Edit the records from the line containing "data-point: [869, 810, 889, 830]" down to the line containing "data-point: [2360, 142, 2379, 161]", changing "rolling 14 giorni" to "rolling 7 giorni" and leaving everything else as it is. Give back only those lines.

________

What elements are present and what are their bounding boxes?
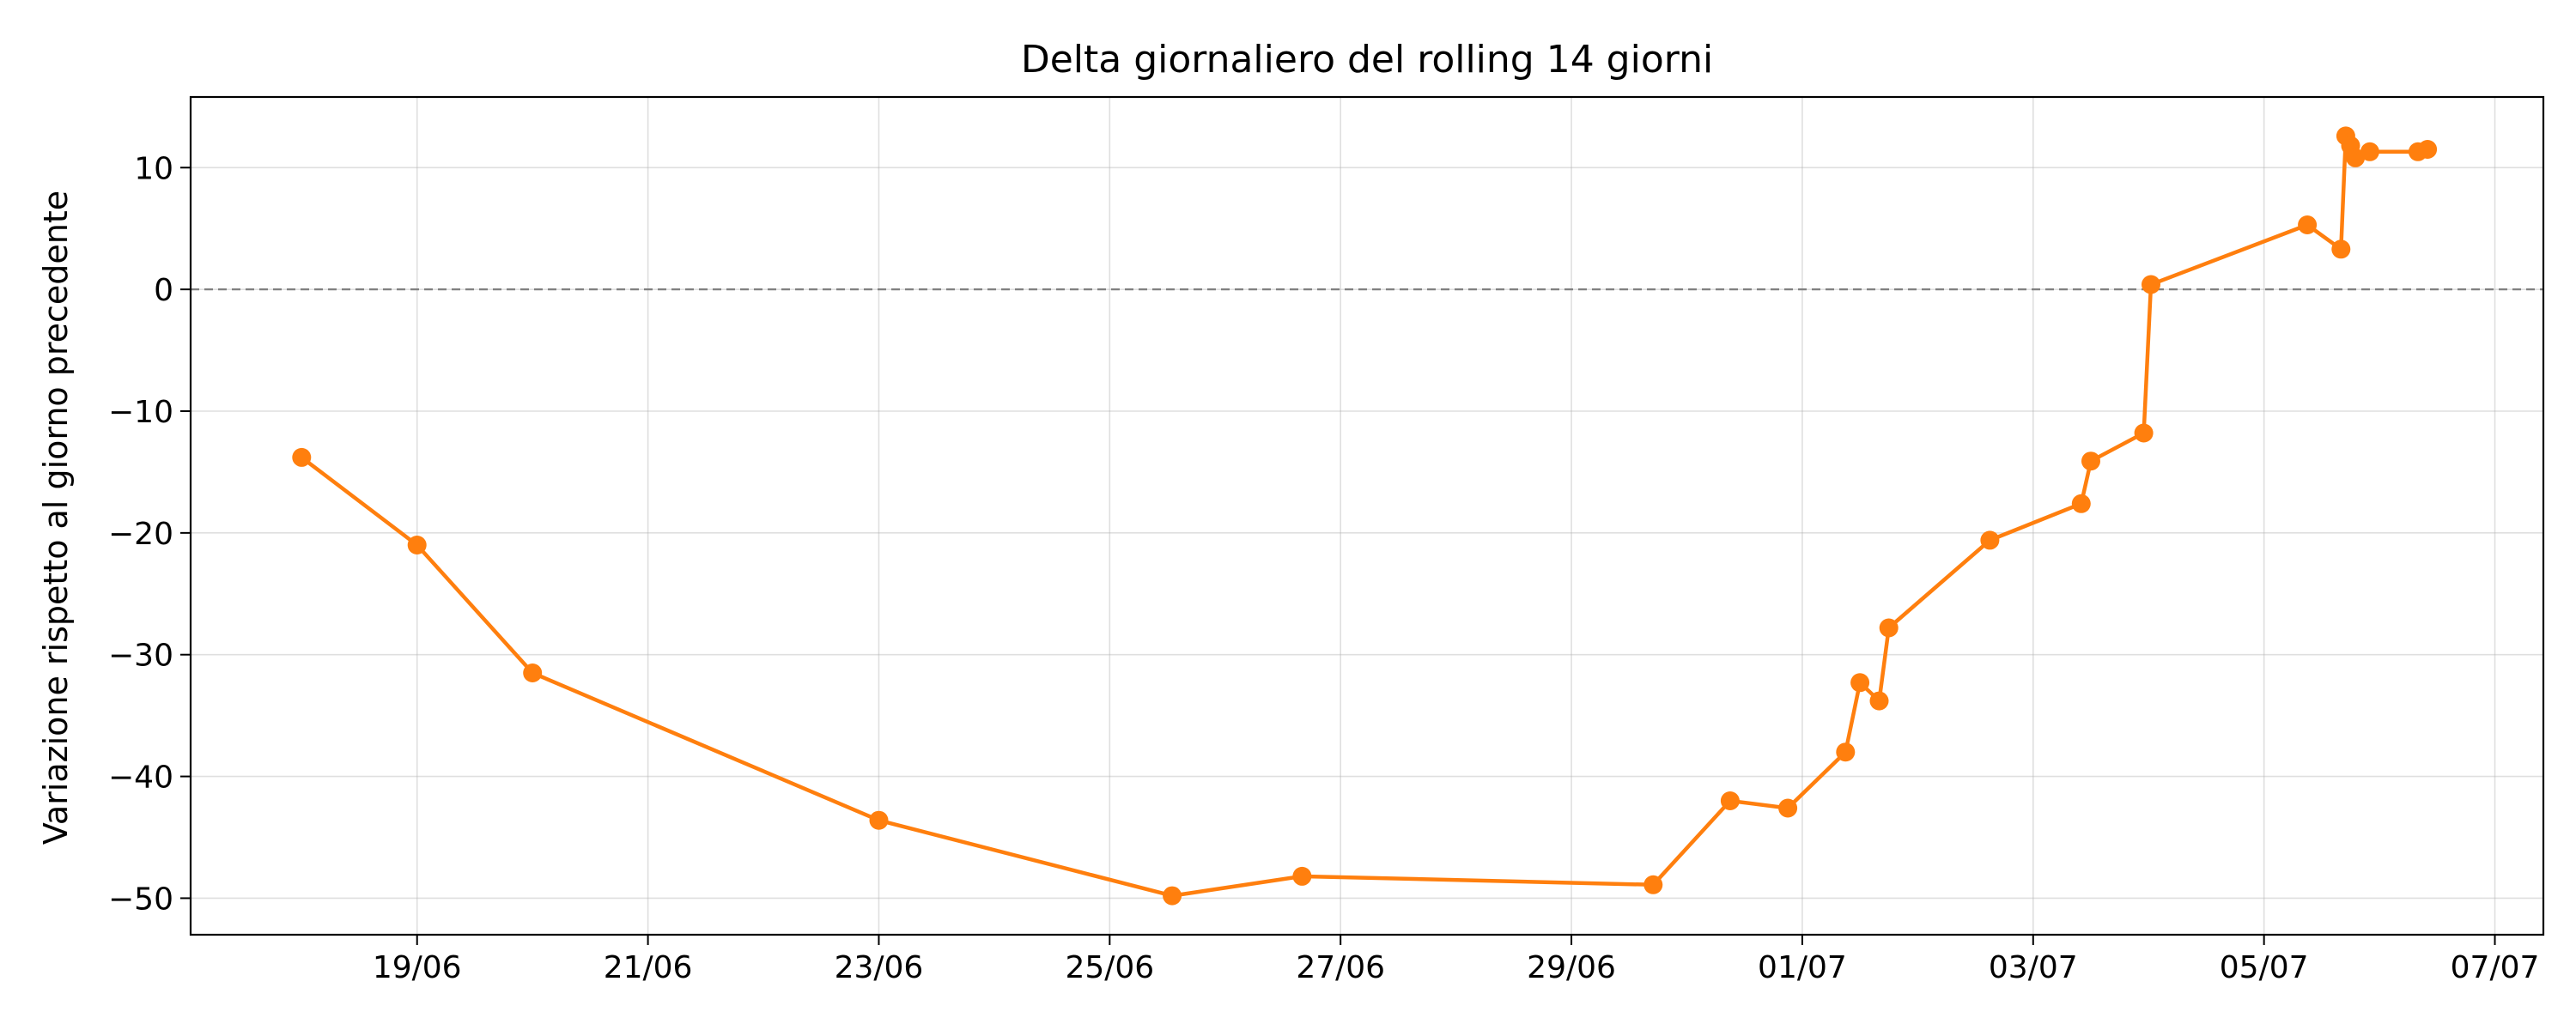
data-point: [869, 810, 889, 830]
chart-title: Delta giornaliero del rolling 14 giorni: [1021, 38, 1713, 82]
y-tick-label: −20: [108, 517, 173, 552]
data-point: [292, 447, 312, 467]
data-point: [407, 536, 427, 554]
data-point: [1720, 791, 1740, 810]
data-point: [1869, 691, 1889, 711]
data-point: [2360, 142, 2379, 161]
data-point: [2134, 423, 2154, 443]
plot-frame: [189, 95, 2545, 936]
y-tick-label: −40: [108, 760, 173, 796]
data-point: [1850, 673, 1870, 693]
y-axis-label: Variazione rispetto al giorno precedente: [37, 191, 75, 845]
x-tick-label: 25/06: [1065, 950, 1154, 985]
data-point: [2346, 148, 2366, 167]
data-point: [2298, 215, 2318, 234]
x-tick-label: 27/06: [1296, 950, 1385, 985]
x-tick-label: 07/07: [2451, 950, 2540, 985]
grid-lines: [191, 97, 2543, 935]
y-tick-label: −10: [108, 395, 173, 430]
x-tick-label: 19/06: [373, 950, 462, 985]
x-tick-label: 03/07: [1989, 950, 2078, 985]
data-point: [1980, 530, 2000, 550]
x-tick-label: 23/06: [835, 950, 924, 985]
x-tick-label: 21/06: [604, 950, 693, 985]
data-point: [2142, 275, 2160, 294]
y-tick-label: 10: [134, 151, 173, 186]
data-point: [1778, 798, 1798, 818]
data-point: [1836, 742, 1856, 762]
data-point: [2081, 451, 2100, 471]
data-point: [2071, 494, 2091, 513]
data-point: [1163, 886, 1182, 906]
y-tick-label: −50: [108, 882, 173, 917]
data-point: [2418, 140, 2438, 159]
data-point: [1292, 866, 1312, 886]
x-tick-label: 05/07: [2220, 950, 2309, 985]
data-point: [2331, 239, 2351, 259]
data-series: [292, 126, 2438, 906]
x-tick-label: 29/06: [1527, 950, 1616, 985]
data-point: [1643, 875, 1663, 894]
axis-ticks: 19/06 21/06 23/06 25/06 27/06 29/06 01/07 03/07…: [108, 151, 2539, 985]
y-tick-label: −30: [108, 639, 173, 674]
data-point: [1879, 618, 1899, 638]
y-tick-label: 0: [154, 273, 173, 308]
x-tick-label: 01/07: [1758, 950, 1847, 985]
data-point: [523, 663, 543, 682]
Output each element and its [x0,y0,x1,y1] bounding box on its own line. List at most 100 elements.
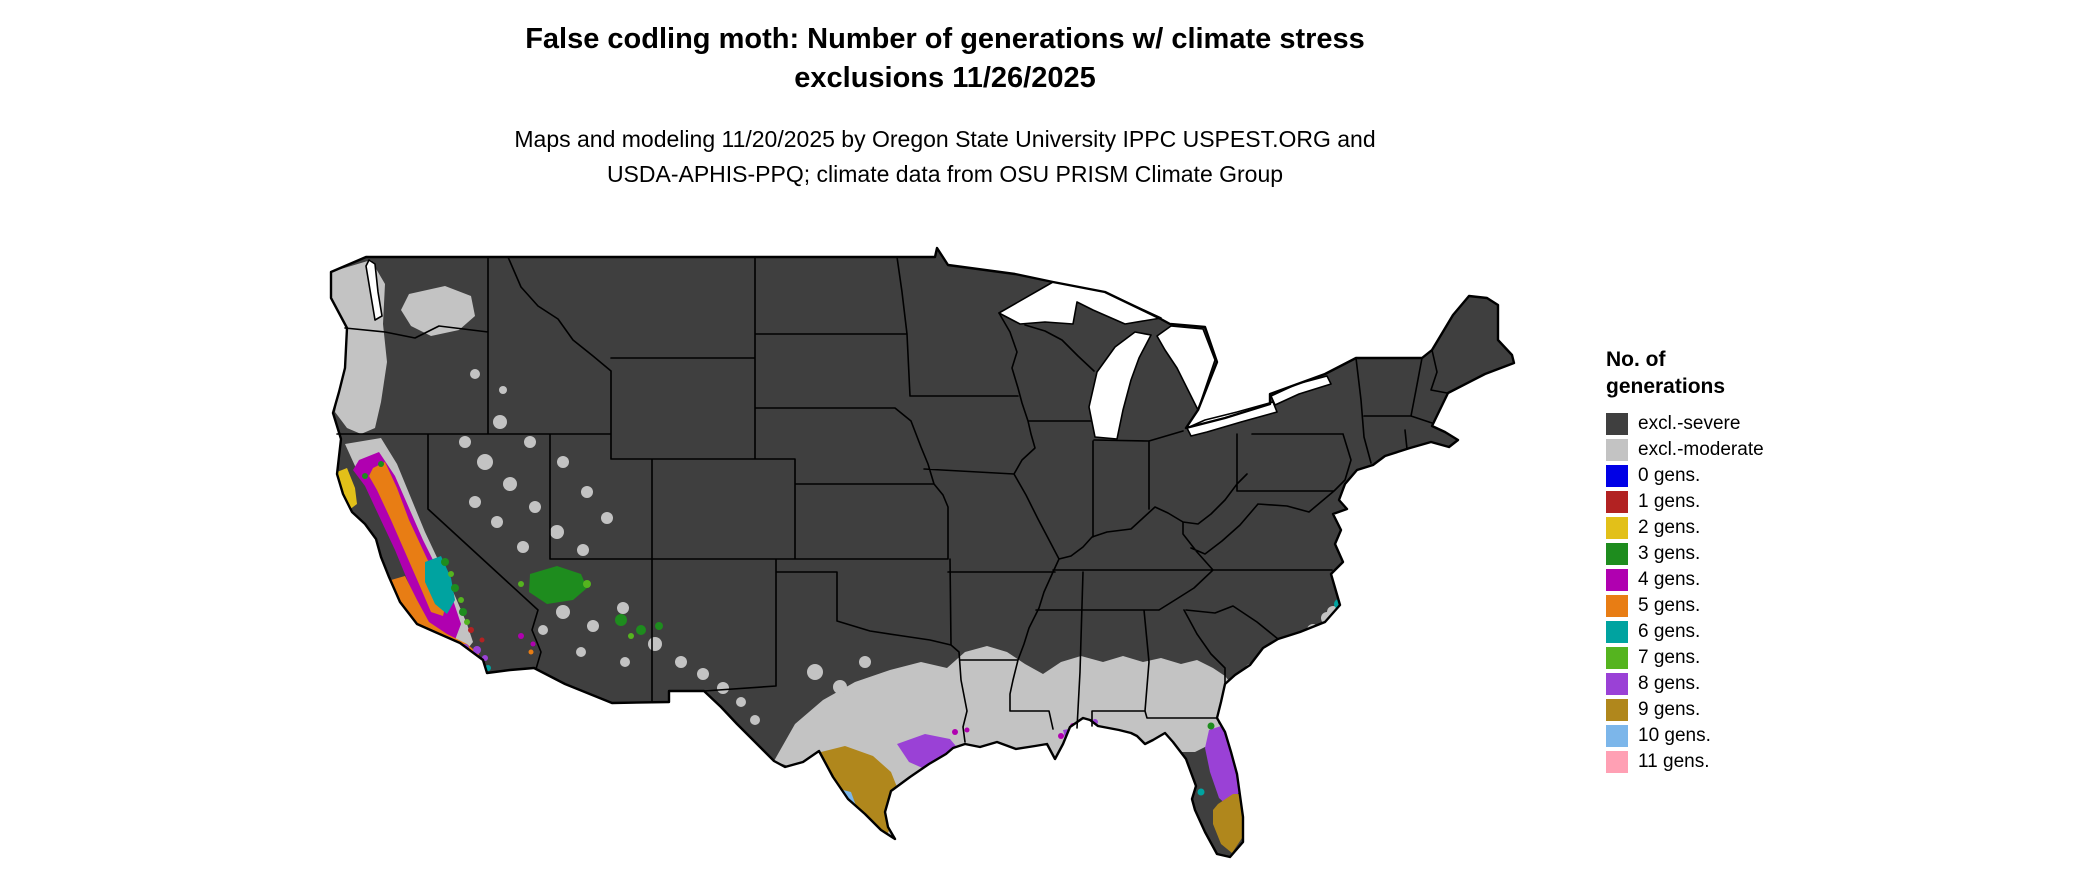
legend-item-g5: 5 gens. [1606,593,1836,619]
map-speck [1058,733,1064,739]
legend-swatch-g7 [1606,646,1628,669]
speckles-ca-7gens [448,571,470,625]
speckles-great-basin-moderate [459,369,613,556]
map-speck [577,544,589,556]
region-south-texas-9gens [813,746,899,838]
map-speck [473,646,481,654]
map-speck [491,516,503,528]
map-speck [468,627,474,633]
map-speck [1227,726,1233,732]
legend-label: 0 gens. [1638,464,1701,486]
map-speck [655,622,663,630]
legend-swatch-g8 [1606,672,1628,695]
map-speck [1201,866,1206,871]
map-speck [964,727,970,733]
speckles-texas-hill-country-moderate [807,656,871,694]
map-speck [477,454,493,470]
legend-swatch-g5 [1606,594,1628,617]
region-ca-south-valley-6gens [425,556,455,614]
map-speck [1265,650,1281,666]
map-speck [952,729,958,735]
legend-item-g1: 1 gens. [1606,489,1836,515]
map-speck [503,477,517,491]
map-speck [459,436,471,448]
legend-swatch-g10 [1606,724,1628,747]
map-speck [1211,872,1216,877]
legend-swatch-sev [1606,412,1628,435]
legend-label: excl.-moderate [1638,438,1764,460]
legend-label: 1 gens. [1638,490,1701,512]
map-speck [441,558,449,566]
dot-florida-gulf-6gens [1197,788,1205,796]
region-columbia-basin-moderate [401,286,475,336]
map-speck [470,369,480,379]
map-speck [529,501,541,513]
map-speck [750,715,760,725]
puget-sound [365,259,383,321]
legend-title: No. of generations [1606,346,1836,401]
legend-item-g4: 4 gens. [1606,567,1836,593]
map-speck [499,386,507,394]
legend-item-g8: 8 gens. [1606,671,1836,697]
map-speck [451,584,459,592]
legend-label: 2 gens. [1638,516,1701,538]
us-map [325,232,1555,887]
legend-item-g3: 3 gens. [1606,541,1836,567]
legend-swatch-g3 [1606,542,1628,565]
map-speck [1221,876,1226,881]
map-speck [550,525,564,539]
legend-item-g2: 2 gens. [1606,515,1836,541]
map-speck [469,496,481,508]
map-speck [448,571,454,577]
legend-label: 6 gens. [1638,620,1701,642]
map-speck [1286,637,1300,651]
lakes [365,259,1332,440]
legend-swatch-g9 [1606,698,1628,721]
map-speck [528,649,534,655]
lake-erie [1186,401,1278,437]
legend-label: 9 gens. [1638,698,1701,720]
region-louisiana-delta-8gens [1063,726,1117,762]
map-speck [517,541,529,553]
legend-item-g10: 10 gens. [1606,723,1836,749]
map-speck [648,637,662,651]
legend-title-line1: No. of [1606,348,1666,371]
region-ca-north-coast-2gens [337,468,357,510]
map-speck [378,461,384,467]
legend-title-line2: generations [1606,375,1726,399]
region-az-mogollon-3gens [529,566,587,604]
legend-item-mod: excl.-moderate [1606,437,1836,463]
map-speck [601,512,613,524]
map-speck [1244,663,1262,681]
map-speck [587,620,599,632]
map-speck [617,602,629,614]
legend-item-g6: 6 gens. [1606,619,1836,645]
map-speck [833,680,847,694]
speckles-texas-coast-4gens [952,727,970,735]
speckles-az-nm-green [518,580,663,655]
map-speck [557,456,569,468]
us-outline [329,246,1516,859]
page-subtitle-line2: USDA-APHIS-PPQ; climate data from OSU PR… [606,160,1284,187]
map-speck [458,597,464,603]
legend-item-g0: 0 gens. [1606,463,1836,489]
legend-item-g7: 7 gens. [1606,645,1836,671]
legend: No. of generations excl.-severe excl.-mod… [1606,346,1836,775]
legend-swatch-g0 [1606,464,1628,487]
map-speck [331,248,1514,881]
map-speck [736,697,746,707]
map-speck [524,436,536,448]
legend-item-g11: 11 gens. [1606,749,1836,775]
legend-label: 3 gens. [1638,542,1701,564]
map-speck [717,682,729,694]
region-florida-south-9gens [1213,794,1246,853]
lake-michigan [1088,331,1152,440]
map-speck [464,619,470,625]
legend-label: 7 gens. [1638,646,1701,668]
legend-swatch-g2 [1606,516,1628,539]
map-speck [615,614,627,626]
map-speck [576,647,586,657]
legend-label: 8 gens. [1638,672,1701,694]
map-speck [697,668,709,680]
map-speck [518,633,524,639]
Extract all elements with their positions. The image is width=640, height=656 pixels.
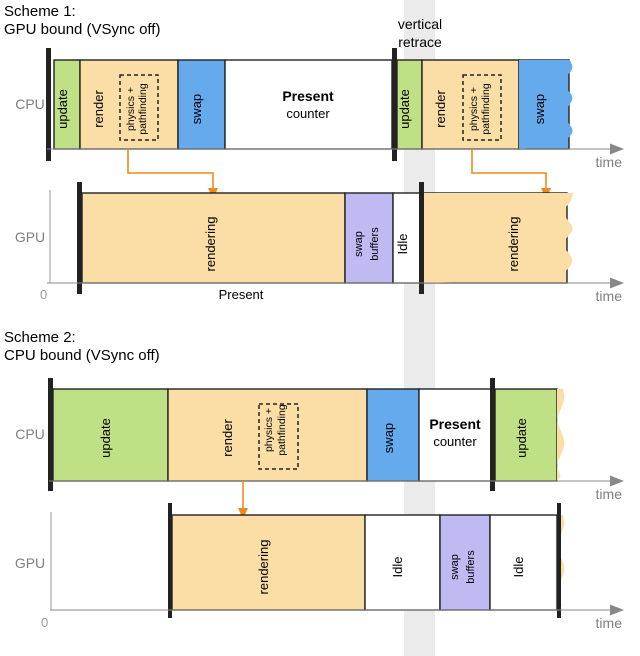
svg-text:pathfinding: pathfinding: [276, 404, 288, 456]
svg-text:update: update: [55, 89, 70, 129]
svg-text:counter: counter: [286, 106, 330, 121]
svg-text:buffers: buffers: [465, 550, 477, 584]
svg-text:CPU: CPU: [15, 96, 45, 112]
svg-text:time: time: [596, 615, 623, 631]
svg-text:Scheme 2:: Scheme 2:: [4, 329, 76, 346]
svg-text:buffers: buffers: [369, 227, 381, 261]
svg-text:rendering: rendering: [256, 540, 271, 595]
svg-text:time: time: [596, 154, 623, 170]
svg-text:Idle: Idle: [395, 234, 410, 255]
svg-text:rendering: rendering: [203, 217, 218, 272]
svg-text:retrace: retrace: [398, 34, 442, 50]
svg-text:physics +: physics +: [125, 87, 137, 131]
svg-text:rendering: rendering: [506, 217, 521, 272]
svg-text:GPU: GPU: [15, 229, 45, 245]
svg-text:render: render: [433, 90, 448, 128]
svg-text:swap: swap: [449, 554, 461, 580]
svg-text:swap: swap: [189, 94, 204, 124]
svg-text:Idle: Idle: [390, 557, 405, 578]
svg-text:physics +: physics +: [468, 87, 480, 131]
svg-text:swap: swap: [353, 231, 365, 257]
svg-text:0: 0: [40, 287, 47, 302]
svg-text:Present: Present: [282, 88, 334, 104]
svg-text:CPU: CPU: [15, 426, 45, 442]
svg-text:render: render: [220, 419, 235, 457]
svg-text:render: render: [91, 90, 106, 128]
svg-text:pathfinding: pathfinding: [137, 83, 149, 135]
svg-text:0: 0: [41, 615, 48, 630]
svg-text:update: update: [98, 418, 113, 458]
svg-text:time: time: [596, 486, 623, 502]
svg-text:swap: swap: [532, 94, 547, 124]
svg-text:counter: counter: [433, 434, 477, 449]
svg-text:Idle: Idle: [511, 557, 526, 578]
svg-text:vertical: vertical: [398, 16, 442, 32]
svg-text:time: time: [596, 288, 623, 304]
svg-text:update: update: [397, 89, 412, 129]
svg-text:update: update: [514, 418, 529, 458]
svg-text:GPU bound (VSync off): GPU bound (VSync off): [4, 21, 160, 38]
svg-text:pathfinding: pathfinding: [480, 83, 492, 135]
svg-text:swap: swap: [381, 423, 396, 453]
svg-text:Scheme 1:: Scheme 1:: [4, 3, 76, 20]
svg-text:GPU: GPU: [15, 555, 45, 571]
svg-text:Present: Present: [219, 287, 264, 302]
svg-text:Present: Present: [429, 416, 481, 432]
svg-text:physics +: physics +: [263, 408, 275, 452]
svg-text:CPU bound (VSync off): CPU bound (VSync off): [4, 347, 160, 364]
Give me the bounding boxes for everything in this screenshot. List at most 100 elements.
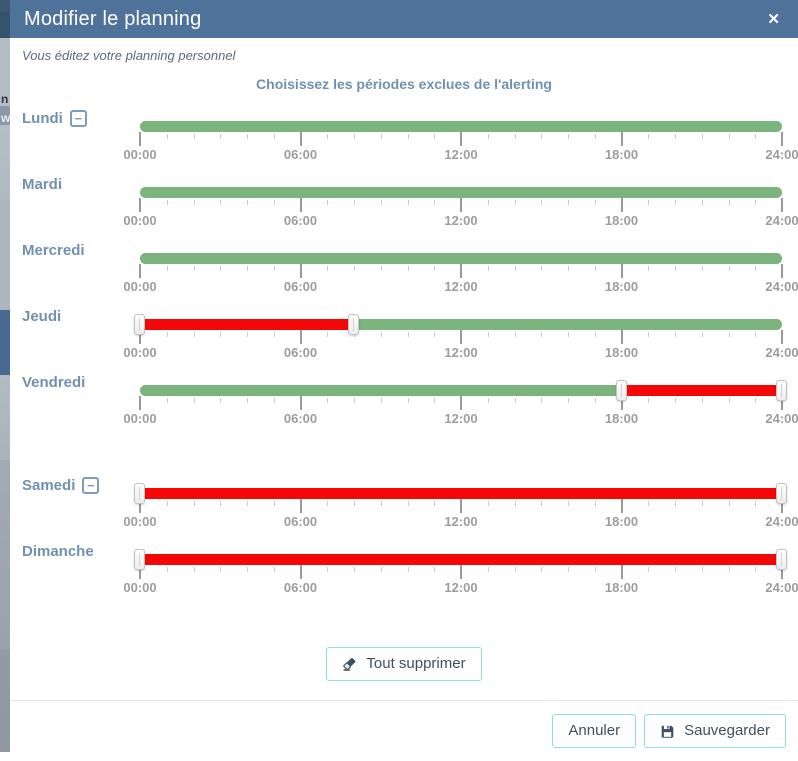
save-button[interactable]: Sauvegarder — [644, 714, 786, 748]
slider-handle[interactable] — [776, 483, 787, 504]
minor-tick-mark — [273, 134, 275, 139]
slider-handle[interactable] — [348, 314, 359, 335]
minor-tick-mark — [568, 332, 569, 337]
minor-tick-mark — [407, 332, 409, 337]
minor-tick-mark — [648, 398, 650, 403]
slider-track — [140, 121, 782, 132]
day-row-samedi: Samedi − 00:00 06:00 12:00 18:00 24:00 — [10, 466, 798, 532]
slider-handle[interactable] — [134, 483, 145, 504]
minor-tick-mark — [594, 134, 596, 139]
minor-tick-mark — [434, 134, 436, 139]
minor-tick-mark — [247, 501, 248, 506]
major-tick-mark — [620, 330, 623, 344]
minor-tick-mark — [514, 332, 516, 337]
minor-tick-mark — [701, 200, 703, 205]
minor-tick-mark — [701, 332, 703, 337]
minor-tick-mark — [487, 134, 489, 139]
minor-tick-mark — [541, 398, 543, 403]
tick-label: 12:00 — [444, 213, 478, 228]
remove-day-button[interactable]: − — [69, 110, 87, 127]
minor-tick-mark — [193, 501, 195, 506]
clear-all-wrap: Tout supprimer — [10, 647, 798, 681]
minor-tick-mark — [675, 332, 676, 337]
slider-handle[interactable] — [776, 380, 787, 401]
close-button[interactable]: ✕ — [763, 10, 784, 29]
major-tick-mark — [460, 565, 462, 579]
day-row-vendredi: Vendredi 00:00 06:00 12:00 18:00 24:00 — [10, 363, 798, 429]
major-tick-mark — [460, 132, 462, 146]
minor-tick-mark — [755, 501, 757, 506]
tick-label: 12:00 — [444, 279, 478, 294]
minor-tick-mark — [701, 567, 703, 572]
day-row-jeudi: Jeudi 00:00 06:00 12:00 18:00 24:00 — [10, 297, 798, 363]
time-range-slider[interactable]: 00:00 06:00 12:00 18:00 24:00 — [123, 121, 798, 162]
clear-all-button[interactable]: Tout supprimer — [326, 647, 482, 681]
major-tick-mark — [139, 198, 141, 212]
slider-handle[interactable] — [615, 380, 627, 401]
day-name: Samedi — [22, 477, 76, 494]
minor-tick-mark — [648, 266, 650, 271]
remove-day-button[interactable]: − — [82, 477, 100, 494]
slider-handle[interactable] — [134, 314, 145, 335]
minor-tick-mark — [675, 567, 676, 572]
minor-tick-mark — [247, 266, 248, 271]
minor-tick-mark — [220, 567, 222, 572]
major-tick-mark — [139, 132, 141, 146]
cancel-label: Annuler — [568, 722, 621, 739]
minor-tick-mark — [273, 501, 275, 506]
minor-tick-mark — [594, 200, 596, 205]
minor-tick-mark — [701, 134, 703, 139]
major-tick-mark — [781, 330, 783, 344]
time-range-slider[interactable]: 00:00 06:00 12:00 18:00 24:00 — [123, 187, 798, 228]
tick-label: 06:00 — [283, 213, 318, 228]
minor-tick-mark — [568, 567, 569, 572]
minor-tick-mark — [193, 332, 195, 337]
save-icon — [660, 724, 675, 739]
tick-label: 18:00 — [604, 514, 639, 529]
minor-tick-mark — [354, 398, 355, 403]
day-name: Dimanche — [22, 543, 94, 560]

________

RESULT FOR THIS EXERCISE:
data-point: [869, 810, 889, 830]
chart-title: Delta giornaliero del rolling 7 giorni: [1021, 38, 1713, 82]
y-tick-label: −20: [108, 517, 173, 552]
data-point: [292, 447, 312, 467]
data-point: [407, 536, 427, 554]
data-point: [1720, 791, 1740, 810]
data-point: [1869, 691, 1889, 711]
data-point: [2360, 142, 2379, 161]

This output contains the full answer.